[Given information]
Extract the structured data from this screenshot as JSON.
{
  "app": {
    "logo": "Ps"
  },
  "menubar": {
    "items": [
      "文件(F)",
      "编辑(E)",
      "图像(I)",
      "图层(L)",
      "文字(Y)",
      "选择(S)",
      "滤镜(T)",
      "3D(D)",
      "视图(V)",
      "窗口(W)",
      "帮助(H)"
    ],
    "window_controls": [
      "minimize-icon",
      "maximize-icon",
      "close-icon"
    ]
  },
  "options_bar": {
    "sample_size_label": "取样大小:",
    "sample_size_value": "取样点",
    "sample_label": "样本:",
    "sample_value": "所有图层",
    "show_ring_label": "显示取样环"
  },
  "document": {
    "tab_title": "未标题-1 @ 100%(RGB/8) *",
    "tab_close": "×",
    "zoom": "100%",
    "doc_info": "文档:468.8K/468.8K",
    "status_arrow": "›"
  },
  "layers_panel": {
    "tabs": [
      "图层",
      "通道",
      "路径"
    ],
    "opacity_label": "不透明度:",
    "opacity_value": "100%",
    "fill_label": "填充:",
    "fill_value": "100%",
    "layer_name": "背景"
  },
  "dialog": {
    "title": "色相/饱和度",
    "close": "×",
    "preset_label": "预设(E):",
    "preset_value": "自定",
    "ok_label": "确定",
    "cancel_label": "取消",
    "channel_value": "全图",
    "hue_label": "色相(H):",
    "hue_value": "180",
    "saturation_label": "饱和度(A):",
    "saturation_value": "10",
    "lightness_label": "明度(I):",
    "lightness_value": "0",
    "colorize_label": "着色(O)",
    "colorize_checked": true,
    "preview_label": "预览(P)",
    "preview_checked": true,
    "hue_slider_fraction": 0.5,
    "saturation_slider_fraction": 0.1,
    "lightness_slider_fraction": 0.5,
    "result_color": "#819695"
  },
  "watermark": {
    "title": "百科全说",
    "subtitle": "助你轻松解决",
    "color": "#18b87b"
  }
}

[What you need to do]
Your task is to print all of the records exactly.

[Task answer]
Extract the structured data from this screenshot as JSON.
{
  "app": {
    "logo": "Ps"
  },
  "menubar": {
    "items": [
      "文件(F)",
      "编辑(E)",
      "图像(I)",
      "图层(L)",
      "文字(Y)",
      "选择(S)",
      "滤镜(T)",
      "3D(D)",
      "视图(V)",
      "窗口(W)",
      "帮助(H)"
    ],
    "window_controls": [
      "minimize-icon",
      "maximize-icon",
      "close-icon"
    ]
  },
  "options_bar": {
    "sample_size_label": "取样大小:",
    "sample_size_value": "取样点",
    "sample_label": "样本:",
    "sample_value": "所有图层",
    "show_ring_label": "显示取样环"
  },
  "document": {
    "tab_title": "未标题-1 @ 100%(RGB/8) *",
    "tab_close": "×",
    "zoom": "100%",
    "doc_info": "文档:468.8K/468.8K",
    "status_arrow": "›"
  },
  "layers_panel": {
    "tabs": [
      "图层",
      "通道",
      "路径"
    ],
    "opacity_label": "不透明度:",
    "opacity_value": "100%",
    "fill_label": "填充:",
    "fill_value": "100%",
    "layer_name": "背景"
  },
  "dialog": {
    "title": "色相/饱和度",
    "close": "×",
    "preset_label": "预设(E):",
    "preset_value": "自定",
    "ok_label": "确定",
    "cancel_label": "取消",
    "channel_value": "全图",
    "hue_label": "色相(H):",
    "hue_value": "180",
    "saturation_label": "饱和度(A):",
    "saturation_value": "10",
    "lightness_label": "明度(I):",
    "lightness_value": "0",
    "colorize_label": "着色(O)",
    "colorize_checked": true,
    "preview_label": "预览(P)",
    "preview_checked": true,
    "hue_slider_fraction": 0.5,
    "saturation_slider_fraction": 0.1,
    "lightness_slider_fraction": 0.5,
    "result_color": "#819695"
  },
  "watermark": {
    "title": "百科全说",
    "subtitle": "助你轻松解决",
    "color": "#18b87b"
  }
}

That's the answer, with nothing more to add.